Search the material below for the string "chevron" and extract each line that has it.
** start of AVAILABLE DATA **
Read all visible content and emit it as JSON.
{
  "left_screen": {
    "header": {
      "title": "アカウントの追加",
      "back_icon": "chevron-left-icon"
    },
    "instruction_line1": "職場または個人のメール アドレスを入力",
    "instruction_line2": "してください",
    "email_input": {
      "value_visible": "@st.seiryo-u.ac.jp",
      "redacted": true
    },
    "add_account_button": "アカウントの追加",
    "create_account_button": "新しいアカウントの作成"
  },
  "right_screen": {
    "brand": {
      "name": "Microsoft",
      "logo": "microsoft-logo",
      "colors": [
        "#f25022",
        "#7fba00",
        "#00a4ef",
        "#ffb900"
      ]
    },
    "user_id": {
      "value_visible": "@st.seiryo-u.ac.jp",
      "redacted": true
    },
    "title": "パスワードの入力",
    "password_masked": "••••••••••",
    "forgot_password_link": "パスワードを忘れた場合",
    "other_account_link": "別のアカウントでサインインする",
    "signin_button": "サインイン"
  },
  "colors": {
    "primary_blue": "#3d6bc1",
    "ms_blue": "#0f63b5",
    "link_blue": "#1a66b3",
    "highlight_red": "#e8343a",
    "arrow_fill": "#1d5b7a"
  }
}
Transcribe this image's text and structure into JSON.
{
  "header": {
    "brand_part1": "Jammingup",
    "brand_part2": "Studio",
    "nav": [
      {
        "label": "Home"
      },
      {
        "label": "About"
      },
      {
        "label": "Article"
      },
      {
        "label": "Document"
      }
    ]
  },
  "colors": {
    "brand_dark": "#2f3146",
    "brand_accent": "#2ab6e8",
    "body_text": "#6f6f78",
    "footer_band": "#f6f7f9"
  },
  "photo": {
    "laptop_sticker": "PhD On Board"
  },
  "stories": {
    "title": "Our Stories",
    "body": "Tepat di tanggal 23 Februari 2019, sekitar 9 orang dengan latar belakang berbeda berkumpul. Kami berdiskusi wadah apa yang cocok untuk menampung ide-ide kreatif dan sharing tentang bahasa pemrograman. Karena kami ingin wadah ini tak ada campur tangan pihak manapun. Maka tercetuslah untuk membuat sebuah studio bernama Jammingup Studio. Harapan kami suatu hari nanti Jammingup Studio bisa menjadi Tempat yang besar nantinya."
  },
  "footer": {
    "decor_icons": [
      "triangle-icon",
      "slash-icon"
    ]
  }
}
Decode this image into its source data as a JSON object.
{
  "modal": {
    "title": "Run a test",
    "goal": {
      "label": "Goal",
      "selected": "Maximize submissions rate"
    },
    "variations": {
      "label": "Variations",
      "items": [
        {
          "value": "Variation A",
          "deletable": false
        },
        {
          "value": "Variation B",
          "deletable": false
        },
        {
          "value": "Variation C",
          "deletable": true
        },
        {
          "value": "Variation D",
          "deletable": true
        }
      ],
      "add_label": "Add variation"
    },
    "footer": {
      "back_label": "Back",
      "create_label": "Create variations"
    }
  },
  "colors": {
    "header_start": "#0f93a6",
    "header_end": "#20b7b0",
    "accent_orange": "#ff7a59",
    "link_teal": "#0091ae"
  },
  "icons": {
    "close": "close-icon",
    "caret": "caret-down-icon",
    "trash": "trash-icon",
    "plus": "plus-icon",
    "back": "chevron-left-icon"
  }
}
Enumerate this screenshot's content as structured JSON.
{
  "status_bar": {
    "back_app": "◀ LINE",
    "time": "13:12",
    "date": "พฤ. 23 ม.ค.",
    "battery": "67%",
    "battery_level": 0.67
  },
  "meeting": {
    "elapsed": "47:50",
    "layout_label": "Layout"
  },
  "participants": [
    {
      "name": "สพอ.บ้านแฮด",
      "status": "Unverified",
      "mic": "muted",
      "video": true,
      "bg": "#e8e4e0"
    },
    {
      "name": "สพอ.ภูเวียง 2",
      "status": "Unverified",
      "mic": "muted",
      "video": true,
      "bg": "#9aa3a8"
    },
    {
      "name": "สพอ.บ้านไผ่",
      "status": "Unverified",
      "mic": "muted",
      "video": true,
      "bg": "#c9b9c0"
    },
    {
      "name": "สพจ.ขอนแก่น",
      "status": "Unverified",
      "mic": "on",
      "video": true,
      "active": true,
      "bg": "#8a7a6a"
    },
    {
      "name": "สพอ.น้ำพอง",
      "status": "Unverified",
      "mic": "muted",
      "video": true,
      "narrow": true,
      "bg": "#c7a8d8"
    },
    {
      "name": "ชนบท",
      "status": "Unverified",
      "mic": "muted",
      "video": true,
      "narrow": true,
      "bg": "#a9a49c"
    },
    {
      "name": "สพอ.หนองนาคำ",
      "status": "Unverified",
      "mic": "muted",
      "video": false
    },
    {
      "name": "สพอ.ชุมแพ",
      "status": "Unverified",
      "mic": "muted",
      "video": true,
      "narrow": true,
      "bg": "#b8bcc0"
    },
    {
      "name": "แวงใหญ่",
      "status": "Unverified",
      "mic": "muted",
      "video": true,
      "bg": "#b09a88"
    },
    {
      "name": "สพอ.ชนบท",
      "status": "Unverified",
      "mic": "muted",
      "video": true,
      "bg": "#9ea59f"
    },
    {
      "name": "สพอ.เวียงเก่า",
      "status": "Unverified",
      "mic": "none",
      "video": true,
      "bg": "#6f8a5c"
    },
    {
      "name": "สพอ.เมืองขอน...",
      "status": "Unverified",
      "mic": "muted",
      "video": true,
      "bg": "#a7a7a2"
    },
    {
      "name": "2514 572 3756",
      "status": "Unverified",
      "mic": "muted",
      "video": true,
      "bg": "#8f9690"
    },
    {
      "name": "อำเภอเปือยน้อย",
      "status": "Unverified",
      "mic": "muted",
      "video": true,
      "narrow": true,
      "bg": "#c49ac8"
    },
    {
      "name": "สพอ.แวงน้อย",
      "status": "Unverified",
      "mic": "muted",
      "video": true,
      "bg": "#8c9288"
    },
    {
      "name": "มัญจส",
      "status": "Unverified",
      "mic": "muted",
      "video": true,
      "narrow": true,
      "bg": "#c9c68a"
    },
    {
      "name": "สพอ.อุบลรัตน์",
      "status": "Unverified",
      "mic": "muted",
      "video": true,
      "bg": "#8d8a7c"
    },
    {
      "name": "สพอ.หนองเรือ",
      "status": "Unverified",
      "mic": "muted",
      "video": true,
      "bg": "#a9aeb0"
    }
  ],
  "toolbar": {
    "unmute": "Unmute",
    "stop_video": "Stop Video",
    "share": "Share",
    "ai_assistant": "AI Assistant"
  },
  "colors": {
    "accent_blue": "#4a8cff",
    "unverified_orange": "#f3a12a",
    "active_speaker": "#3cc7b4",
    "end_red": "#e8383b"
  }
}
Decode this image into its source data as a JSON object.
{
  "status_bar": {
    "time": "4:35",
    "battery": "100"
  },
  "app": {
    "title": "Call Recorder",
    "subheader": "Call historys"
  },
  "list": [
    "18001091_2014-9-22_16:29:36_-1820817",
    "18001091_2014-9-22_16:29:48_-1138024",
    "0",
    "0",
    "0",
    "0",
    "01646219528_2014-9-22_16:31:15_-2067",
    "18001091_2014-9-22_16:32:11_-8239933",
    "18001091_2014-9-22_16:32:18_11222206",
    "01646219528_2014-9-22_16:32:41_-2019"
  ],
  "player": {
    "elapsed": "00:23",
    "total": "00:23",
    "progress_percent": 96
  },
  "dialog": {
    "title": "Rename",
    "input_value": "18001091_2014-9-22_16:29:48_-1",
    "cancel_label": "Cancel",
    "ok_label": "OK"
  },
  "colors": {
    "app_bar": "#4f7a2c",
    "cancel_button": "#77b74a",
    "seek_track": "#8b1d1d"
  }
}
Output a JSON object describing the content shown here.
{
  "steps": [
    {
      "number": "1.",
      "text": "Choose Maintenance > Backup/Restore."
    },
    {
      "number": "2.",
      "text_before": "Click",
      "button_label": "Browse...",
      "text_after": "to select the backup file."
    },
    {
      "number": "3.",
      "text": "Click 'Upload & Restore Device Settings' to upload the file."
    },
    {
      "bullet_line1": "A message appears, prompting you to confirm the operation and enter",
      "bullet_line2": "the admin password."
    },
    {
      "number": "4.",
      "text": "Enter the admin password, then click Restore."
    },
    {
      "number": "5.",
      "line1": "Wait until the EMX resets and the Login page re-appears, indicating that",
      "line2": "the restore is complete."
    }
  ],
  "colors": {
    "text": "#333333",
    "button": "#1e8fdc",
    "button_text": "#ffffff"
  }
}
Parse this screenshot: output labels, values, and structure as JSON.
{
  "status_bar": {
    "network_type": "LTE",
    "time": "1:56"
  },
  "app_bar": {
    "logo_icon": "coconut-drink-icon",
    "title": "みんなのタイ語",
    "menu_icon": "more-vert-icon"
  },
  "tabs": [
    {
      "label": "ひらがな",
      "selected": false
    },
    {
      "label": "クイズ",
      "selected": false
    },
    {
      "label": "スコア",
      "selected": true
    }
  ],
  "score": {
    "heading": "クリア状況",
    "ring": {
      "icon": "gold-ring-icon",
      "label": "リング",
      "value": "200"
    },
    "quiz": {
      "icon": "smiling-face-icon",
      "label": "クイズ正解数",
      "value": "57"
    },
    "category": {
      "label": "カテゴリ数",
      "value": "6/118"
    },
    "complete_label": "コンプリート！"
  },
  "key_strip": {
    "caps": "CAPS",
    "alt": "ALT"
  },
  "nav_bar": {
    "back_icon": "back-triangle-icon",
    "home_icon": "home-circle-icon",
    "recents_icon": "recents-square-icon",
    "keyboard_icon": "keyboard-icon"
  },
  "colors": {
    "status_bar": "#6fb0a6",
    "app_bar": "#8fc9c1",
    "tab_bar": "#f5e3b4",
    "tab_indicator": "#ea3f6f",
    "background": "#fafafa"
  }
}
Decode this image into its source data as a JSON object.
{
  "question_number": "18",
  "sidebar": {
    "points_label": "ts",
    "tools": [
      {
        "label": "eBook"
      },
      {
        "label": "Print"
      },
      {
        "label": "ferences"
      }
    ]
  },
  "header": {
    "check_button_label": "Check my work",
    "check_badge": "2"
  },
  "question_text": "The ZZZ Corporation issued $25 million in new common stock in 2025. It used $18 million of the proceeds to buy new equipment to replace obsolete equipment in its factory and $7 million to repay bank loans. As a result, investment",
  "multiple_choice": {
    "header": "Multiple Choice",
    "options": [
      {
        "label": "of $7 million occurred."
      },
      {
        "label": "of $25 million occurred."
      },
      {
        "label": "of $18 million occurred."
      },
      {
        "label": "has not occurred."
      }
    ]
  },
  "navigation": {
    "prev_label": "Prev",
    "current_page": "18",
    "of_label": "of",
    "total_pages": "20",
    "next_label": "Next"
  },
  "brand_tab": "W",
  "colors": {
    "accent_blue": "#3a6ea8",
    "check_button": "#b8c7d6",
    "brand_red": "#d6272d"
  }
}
** end of AVAILABLE DATA **
TASK OUTPUT:
      "back_icon": "chevron-left-icon"
    "back": "chevron-left-icon"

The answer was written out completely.